Select the lines of the records containing the word "image" and list them.

(Dataset excerpt)
========================================
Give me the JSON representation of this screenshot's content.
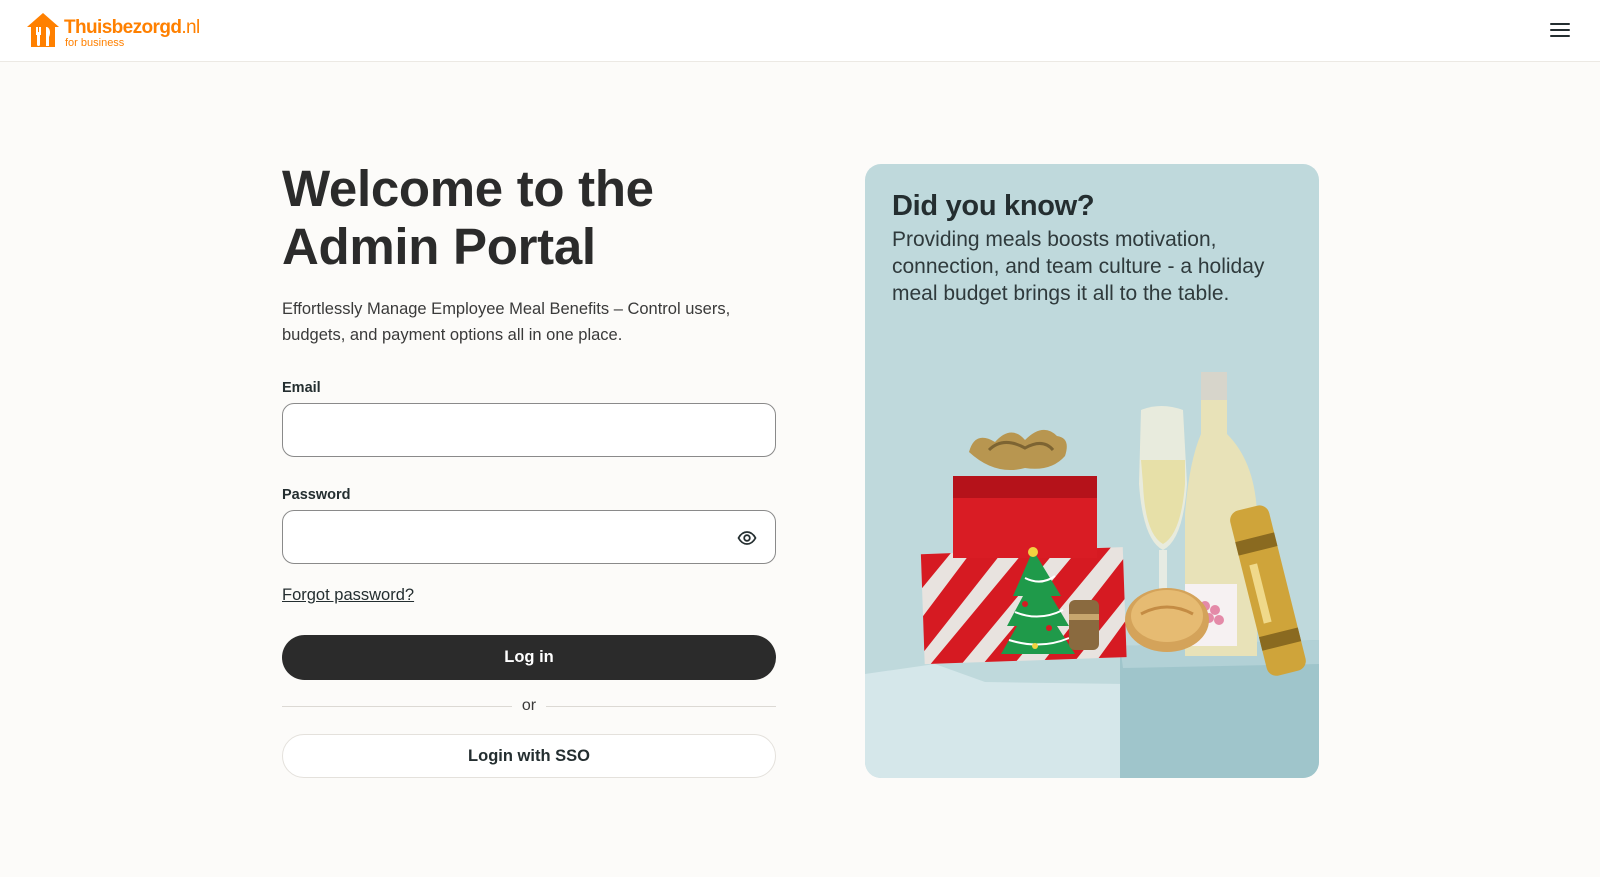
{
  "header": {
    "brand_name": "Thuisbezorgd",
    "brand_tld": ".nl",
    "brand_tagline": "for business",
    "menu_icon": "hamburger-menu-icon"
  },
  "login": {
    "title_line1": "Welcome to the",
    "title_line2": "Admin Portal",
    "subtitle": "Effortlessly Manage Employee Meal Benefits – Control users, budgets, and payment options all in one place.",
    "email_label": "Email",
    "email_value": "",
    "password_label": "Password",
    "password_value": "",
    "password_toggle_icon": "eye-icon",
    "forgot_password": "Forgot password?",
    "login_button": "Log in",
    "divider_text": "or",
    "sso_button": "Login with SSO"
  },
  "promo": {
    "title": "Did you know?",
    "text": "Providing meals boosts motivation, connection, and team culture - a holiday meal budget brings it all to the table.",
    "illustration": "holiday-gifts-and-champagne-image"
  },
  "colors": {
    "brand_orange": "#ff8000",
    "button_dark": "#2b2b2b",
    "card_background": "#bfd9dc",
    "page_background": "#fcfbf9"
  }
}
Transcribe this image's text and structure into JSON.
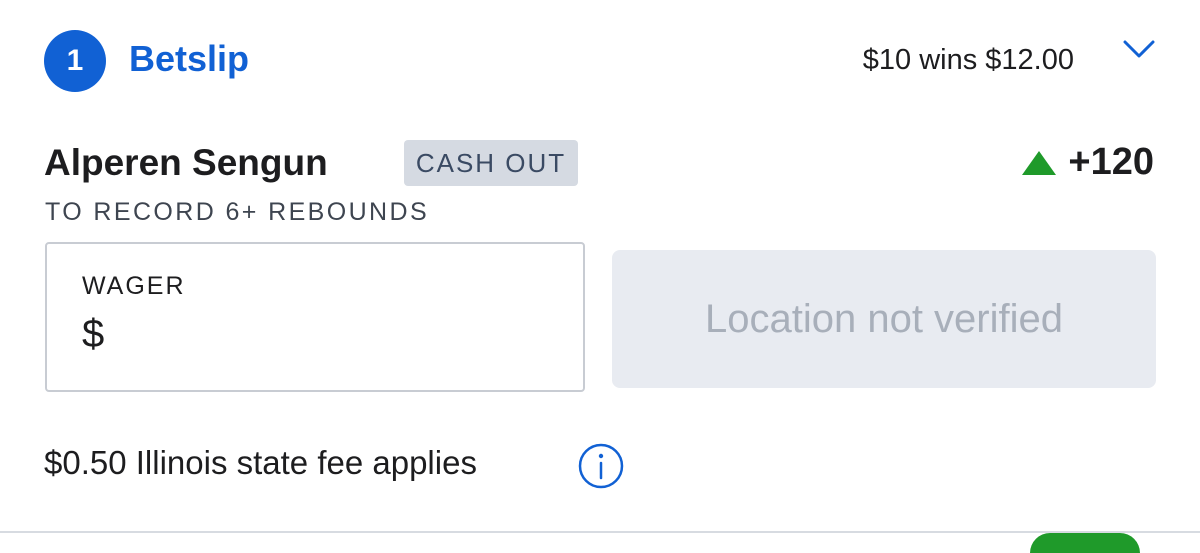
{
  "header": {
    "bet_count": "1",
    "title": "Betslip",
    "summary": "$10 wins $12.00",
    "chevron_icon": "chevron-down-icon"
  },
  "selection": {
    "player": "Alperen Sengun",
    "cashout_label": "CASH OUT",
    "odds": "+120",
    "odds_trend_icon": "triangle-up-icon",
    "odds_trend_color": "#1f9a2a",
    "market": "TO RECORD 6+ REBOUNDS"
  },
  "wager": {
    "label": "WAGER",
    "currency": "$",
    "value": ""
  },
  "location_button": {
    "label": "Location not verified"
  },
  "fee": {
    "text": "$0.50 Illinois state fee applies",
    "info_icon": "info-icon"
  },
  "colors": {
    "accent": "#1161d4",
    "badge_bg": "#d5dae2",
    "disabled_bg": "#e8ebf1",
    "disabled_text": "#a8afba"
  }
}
========================================
FULL SOLUTION:
    "illustration": "holiday-gifts-and-champagne-image"
Transcribe this image's text and structure into JSON.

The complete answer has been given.